* **Information given**

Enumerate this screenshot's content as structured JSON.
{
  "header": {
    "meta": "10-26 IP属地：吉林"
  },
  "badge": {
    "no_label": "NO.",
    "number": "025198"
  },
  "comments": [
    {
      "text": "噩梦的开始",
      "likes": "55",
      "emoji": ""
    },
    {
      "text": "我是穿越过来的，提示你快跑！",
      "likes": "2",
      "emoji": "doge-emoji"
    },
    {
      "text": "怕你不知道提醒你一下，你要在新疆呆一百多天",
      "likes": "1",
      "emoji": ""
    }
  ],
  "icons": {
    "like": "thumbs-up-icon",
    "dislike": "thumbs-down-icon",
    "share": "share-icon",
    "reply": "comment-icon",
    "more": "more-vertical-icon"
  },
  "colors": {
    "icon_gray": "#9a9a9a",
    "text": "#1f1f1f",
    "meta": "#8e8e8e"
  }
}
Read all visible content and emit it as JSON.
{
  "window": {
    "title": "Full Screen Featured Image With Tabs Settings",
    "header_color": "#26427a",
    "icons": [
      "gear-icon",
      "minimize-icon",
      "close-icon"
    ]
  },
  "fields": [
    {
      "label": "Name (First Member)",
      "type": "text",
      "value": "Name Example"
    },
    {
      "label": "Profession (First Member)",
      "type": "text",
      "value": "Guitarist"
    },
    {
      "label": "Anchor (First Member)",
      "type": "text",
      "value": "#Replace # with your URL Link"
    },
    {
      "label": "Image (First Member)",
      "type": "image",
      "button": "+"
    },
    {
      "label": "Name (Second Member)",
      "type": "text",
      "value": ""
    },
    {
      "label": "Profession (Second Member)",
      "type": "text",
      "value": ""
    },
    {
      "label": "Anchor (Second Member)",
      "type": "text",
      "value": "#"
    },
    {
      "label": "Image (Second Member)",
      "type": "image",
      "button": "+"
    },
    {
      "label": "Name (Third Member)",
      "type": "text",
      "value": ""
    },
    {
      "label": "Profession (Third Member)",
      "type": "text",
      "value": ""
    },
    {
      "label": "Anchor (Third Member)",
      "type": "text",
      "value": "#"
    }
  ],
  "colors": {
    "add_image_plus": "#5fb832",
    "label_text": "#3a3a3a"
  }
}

* **Exercise details**
Please reproduce each record precisely as written.

* **Answer for the task**
Enumerate this screenshot's content as structured JSON.
{
  "header": {
    "meta": "10-26 IP属地：吉林"
  },
  "badge": {
    "no_label": "NO.",
    "number": "025198"
  },
  "comments": [
    {
      "text": "噩梦的开始",
      "likes": "55",
      "emoji": ""
    },
    {
      "text": "我是穿越过来的，提示你快跑！",
      "likes": "2",
      "emoji": "doge-emoji"
    },
    {
      "text": "怕你不知道提醒你一下，你要在新疆呆一百多天",
      "likes": "1",
      "emoji": ""
    }
  ],
  "icons": {
    "like": "thumbs-up-icon",
    "dislike": "thumbs-down-icon",
    "share": "share-icon",
    "reply": "comment-icon",
    "more": "more-vertical-icon"
  },
  "colors": {
    "icon_gray": "#9a9a9a",
    "text": "#1f1f1f",
    "meta": "#8e8e8e"
  }
}
Read all visible content and emit it as JSON.
{
  "window": {
    "title": "Full Screen Featured Image With Tabs Settings",
    "header_color": "#26427a",
    "icons": [
      "gear-icon",
      "minimize-icon",
      "close-icon"
    ]
  },
  "fields": [
    {
      "label": "Name (First Member)",
      "type": "text",
      "value": "Name Example"
    },
    {
      "label": "Profession (First Member)",
      "type": "text",
      "value": "Guitarist"
    },
    {
      "label": "Anchor (First Member)",
      "type": "text",
      "value": "#Replace # with your URL Link"
    },
    {
      "label": "Image (First Member)",
      "type": "image",
      "button": "+"
    },
    {
      "label": "Name (Second Member)",
      "type": "text",
      "value": ""
    },
    {
      "label": "Profession (Second Member)",
      "type": "text",
      "value": ""
    },
    {
      "label": "Anchor (Second Member)",
      "type": "text",
      "value": "#"
    },
    {
      "label": "Image (Second Member)",
      "type": "image",
      "button": "+"
    },
    {
      "label": "Name (Third Member)",
      "type": "text",
      "value": ""
    },
    {
      "label": "Profession (Third Member)",
      "type": "text",
      "value": ""
    },
    {
      "label": "Anchor (Third Member)",
      "type": "text",
      "value": "#"
    }
  ],
  "colors": {
    "add_image_plus": "#5fb832",
    "label_text": "#3a3a3a"
  }
}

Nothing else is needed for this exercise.